GIVEN EXERCISE: Reproduce this listing in full.

SUPPLIED ENTRIES:
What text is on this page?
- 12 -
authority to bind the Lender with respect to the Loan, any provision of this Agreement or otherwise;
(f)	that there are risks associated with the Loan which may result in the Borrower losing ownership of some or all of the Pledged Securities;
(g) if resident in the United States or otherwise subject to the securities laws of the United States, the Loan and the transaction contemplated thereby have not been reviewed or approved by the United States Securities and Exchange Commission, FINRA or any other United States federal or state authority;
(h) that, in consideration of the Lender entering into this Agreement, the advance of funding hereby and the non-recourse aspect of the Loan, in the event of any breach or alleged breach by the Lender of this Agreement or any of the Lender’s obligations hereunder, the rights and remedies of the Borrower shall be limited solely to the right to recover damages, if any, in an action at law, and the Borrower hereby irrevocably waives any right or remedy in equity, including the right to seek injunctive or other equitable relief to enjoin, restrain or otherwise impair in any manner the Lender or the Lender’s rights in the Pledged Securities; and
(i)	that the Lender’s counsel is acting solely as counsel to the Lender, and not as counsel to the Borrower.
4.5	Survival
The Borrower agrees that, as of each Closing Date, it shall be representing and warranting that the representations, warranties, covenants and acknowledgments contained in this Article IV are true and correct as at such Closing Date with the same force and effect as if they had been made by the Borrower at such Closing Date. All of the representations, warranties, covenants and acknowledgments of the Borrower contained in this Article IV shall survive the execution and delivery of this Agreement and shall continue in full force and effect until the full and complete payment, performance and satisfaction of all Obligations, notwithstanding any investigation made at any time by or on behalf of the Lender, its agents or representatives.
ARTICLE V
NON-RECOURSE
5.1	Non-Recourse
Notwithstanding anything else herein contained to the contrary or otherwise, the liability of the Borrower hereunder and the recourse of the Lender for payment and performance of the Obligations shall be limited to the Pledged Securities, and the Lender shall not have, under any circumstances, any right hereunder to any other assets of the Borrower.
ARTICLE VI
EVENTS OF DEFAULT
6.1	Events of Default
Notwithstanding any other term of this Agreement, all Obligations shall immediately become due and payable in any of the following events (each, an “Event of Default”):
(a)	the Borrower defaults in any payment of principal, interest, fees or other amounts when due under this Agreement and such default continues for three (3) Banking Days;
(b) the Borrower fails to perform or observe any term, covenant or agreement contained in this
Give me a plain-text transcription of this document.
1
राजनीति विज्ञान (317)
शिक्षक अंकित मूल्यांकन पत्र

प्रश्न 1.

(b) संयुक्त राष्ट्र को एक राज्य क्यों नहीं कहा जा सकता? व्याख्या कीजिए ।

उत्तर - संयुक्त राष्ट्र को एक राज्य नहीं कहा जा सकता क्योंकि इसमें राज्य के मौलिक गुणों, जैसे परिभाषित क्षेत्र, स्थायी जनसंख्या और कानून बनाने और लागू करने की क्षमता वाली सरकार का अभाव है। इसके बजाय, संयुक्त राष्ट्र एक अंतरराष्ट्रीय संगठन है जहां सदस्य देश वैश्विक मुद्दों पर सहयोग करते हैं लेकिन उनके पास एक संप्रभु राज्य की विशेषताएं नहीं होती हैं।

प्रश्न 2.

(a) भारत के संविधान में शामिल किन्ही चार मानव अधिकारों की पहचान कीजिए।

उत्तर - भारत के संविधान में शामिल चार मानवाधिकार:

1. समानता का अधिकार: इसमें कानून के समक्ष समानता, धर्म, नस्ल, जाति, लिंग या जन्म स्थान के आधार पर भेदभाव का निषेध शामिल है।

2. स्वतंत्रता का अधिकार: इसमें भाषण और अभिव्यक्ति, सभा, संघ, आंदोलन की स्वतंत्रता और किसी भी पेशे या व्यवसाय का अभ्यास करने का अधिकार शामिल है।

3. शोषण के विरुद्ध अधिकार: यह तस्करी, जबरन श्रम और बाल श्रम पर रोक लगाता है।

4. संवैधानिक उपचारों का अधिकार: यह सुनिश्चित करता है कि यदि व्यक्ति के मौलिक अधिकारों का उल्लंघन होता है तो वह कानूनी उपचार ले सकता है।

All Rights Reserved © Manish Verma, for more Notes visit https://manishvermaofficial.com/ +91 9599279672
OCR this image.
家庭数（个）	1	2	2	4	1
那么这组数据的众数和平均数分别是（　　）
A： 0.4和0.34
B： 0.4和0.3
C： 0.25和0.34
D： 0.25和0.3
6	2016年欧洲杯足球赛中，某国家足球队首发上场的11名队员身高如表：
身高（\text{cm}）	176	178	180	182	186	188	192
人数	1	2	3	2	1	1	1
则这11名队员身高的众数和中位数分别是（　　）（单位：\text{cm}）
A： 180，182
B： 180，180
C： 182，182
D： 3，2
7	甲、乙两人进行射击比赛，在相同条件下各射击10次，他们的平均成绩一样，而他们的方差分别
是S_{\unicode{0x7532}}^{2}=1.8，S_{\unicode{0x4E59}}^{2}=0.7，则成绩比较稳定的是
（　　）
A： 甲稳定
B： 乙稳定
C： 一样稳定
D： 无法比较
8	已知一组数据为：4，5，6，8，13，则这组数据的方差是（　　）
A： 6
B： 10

REPLY TO THE EXERCISE:
What text is on this page?
- 12 -
authority to bind the Lender with respect to the Loan, any provision of this Agreement or otherwise;
(f)	that there are risks associated with the Loan which may result in the Borrower losing ownership of some or all of the Pledged Securities;
(g) if resident in the United States or otherwise subject to the securities laws of the United States, the Loan and the transaction contemplated thereby have not been reviewed or approved by the United States Securities and Exchange Commission, FINRA or any other United States federal or state authority;
(h) that, in consideration of the Lender entering into this Agreement, the advance of funding hereby and the non-recourse aspect of the Loan, in the event of any breach or alleged breach by the Lender of this Agreement or any of the Lender’s obligations hereunder, the rights and remedies of the Borrower shall be limited solely to the right to recover damages, if any, in an action at law, and the Borrower hereby irrevocably waives any right or remedy in equity, including the right to seek injunctive or other equitable relief to enjoin, restrain or otherwise impair in any manner the Lender or the Lender’s rights in the Pledged Securities; and
(i)	that the Lender’s counsel is acting solely as counsel to the Lender, and not as counsel to the Borrower.
4.5	Survival
The Borrower agrees that, as of each Closing Date, it shall be representing and warranting that the representations, warranties, covenants and acknowledgments contained in this Article IV are true and correct as at such Closing Date with the same force and effect as if they had been made by the Borrower at such Closing Date. All of the representations, warranties, covenants and acknowledgments of the Borrower contained in this Article IV shall survive the execution and delivery of this Agreement and shall continue in full force and effect until the full and complete payment, performance and satisfaction of all Obligations, notwithstanding any investigation made at any time by or on behalf of the Lender, its agents or representatives.
ARTICLE V
NON-RECOURSE
5.1	Non-Recourse
Notwithstanding anything else herein contained to the contrary or otherwise, the liability of the Borrower hereunder and the recourse of the Lender for payment and performance of the Obligations shall be limited to the Pledged Securities, and the Lender shall not have, under any circumstances, any right hereunder to any other assets of the Borrower.
ARTICLE VI
EVENTS OF DEFAULT
6.1	Events of Default
Notwithstanding any other term of this Agreement, all Obligations shall immediately become due and payable in any of the following events (each, an “Event of Default”):
(a)	the Borrower defaults in any payment of principal, interest, fees or other amounts when due under this Agreement and such default continues for three (3) Banking Days;
(b) the Borrower fails to perform or observe any term, covenant or agreement contained in this
Give me a plain-text transcription of this document.
1
राजनीति विज्ञान (317)
शिक्षक अंकित मूल्यांकन पत्र

प्रश्न 1.

(b) संयुक्त राष्ट्र को एक राज्य क्यों नहीं कहा जा सकता? व्याख्या कीजिए ।

उत्तर - संयुक्त राष्ट्र को एक राज्य नहीं कहा जा सकता क्योंकि इसमें राज्य के मौलिक गुणों, जैसे परिभाषित क्षेत्र, स्थायी जनसंख्या और कानून बनाने और लागू करने की क्षमता वाली सरकार का अभाव है। इसके बजाय, संयुक्त राष्ट्र एक अंतरराष्ट्रीय संगठन है जहां सदस्य देश वैश्विक मुद्दों पर सहयोग करते हैं लेकिन उनके पास एक संप्रभु राज्य की विशेषताएं नहीं होती हैं।

प्रश्न 2.

(a) भारत के संविधान में शामिल किन्ही चार मानव अधिकारों की पहचान कीजिए।

उत्तर - भारत के संविधान में शामिल चार मानवाधिकार:

1. समानता का अधिकार: इसमें कानून के समक्ष समानता, धर्म, नस्ल, जाति, लिंग या जन्म स्थान के आधार पर भेदभाव का निषेध शामिल है।

2. स्वतंत्रता का अधिकार: इसमें भाषण और अभिव्यक्ति, सभा, संघ, आंदोलन की स्वतंत्रता और किसी भी पेशे या व्यवसाय का अभ्यास करने का अधिकार शामिल है।

3. शोषण के विरुद्ध अधिकार: यह तस्करी, जबरन श्रम और बाल श्रम पर रोक लगाता है।

4. संवैधानिक उपचारों का अधिकार: यह सुनिश्चित करता है कि यदि व्यक्ति के मौलिक अधिकारों का उल्लंघन होता है तो वह कानूनी उपचार ले सकता है।

All Rights Reserved © Manish Verma, for more Notes visit https://manishvermaofficial.com/ +91 9599279672
OCR this image.
家庭数（个）	1	2	2	4	1
那么这组数据的众数和平均数分别是（　　）
A： 0.4和0.34
B： 0.4和0.3
C： 0.25和0.34
D： 0.25和0.3
6	2016年欧洲杯足球赛中，某国家足球队首发上场的11名队员身高如表：
身高（\text{cm}）	176	178	180	182	186	188	192
人数	1	2	3	2	1	1	1
则这11名队员身高的众数和中位数分别是（　　）（单位：\text{cm}）
A： 180，182
B： 180，180
C： 182，182
D： 3，2
7	甲、乙两人进行射击比赛，在相同条件下各射击10次，他们的平均成绩一样，而他们的方差分别
是S_{\unicode{0x7532}}^{2}=1.8，S_{\unicode{0x4E59}}^{2}=0.7，则成绩比较稳定的是
（　　）
A： 甲稳定
B： 乙稳定
C： 一样稳定
D： 无法比较
8	已知一组数据为：4，5，6，8，13，则这组数据的方差是（　　）
A： 6
B： 10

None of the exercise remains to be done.